__WHAT THIS EXERCISE ASKS__:
A. What does the passage on retrospective amendments state in answer to each of these?
(i) Which Amendment Act brought the new substituted Section 15 into the parent Act?
(ii) In which case had the Court earlier interpreted the substituted Section 15?
(iii) Under paragraph 54, what is ordinarily the effect of amendment by substitution?
B. Could you pick up the passage on retrospective amendments after its final sentence and continue it?

__TEXT PASSAGE__:
We are, therefore, of the view that where a repeal of provisions of an enactment is followed by fresh legislation by an amending Act, such legislation is prospective in operation and does not affect substantive or vested rights of the parties unless made retrospective either expressly or by necessary intendment. We are further of the view that there is a presumption against the retrospective operation of a statute and further a statute is not to be construed to have a greater retrospective operation than its language renders necessary, but an amending Act which affects the procedure is presumed to be retrospective, unless the amending Act provides otherwise.
We have carefully looked into the new substituted Section 15 brought in the parent Act by the Amendment Act, 1995 but do not find it either expressly or by necessary implication retrospective in operation which may affect the rights of the parties on the date of adjudication of the suit and the same is required to be taken into consideration by the appellate court. In Shanti Devi v. Hukum Chand [(1996) 5 SCC 768] this Court had occasion to interpret the substituted Section 15 with which we are concerned and held that on a plain reading of Section 15, it is clear that it has been introduced prospectively and there is no question of such section affecting in any manner the judgment and decree passed in the suit for preemption affirmed by the High Court in the second appeal.
We are respectfully in agreement with the view expressed in the said decision and hold that the substituted Section 15 in the absence of anything in it to show that it is retrospective, does not affect the right of the parties which accrued to them on the date of the suit or on the date of passing of the decree by the court of first instance. We are also of the view that the present appeals are unaffected by change in law insofar it related to determination of the substantive rights of the parties and the same are required to be decided in the light of the law of pre34 emption as it existed on the date of passing of the decree.”
53. From the aforesaid decision, it is clear that when a substantive law is brought about by amendment, there is no assumption that the same ought to be given retrospective effect. Rather, there is a requirement for the legislature to expressly clarify whether the aforesaid amendments ought to be retrospective or not.
54. In the light of the aforesaid discussion, it is clear that ordinarily, the effect of amendment by substitution would be that the earlier provisions would be repealed, and amended provisions would be enacted in place of the earlier provisions from the date of inception of that enactment. However, if the substituted provisions contain any substantive provisions which create new rights, obligations, or take away any vested rights, then such substitution cannot automatically be assumed to have come into force retrospectively. In such cases, the legislature has to expressly provide as to whether such substitution is to be construed retrospectively or not.

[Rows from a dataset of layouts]
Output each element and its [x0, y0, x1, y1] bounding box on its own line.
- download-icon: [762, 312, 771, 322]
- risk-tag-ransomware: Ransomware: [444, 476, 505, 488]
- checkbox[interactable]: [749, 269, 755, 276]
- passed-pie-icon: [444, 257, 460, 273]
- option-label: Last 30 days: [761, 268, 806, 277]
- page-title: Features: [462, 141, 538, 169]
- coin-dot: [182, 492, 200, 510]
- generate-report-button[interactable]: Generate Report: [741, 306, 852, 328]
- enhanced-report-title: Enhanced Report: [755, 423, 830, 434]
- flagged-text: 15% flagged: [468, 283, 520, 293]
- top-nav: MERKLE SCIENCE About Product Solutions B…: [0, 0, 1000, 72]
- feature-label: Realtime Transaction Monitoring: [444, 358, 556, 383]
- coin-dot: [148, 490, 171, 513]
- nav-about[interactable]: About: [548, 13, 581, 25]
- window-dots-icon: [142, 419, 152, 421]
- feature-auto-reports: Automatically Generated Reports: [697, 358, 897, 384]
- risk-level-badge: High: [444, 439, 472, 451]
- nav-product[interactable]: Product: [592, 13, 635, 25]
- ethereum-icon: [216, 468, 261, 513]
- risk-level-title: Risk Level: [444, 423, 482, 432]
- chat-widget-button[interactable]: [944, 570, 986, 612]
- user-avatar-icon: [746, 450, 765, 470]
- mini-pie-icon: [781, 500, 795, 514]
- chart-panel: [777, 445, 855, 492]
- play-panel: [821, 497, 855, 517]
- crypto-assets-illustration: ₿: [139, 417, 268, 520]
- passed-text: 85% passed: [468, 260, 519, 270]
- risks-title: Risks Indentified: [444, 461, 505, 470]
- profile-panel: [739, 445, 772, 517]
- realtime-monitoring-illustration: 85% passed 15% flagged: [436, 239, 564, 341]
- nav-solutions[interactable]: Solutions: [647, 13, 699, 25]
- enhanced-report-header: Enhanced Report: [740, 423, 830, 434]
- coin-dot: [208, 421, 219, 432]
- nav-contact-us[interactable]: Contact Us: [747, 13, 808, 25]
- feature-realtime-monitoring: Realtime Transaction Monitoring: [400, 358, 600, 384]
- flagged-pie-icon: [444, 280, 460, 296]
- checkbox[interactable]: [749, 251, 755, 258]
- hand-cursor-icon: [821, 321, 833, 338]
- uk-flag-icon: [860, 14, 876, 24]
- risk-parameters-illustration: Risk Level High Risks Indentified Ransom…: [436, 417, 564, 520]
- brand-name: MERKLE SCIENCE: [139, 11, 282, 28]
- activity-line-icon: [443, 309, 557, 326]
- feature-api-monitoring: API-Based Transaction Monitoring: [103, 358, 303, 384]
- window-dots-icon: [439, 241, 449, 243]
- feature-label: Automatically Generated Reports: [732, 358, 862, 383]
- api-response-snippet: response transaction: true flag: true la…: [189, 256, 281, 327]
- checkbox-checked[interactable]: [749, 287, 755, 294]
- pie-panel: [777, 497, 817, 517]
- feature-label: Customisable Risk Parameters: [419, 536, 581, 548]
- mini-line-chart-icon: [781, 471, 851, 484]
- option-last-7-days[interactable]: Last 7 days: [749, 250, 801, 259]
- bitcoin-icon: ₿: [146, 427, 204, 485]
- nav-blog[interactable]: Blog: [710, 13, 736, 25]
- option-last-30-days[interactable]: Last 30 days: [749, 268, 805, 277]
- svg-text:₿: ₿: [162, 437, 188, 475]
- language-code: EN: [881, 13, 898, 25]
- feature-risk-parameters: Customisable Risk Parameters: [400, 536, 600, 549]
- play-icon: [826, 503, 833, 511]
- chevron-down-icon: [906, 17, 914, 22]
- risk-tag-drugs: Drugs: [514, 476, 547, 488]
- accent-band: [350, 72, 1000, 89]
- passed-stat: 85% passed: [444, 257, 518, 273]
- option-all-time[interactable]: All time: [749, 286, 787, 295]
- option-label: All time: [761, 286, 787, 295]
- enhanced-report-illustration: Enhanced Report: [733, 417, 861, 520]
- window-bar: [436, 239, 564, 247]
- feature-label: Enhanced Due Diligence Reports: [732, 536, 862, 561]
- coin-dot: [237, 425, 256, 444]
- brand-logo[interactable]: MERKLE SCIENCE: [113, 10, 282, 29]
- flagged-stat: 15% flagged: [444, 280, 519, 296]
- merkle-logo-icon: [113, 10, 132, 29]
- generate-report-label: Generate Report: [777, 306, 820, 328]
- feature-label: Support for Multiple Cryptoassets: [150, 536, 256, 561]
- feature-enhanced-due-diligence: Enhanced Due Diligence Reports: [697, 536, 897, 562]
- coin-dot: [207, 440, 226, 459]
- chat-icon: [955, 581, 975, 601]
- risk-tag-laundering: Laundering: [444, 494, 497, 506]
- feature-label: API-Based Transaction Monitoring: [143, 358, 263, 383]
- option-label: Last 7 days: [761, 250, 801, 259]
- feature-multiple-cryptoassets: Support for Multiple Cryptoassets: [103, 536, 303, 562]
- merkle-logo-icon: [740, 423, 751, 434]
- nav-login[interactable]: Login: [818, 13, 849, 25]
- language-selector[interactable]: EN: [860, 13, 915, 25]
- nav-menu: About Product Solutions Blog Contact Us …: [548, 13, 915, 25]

__OUTPUTS FOR THE TASKS__:
A.
(i) The Amendment Act, 1995.
(ii) Shanti Devi v. Hukum Chand [(1996) 5 SCC 768].
(iii) The earlier provisions would be repealed, and the amended provisions would be enacted in their place from the date of inception of that enactment.

B.
55. In the case at hand, the amendment act contemplates that the said substituted provisions would come into force on such date as the Central Government may appoint, by notification in the Official Gazette, or different dates may be appointed for different provisions of the Act. It may be noted that 01.10.2018 was the appointed date on which the amended provisions would come into effect.
56. In view of the above discussion, we do not have any hesitation in holding that the 2018 amendment to the Specific Relief Act is prospective and cannot apply to those transactions that took place prior to its coming into force.
ISSUE C
57. From the above, it is clear that the 2018 Amendment Act is prospective and cannot be applied to the present set of facts. Under the earlier law, grant of specific performance was discretionary. However, it was mandated that such discretion ought to be used in a principled manner without leaving scope for any arbitrary application. In Saradamani Kandappan v. S. Rajalakshmi and other6, this court held a under:6 (2011) 12 SCC 18
42. Therefore there is an urgent need to revisit the principle that time is not of the essence in contracts relating to immovable properties and also explain the current position of law with regard to contracts relating to immovable property made after 1975, in view of the changed circumstances arising from inflation and steep increase in prices. We do not propose to undertake that exercise in this case, nor referring the matter to a larger Bench as we have held on facts in this case that time is the essence of the contract, even with reference to the principles in Chand Rani [(1993) 1 SCC 519] and other cases. Be that as it may.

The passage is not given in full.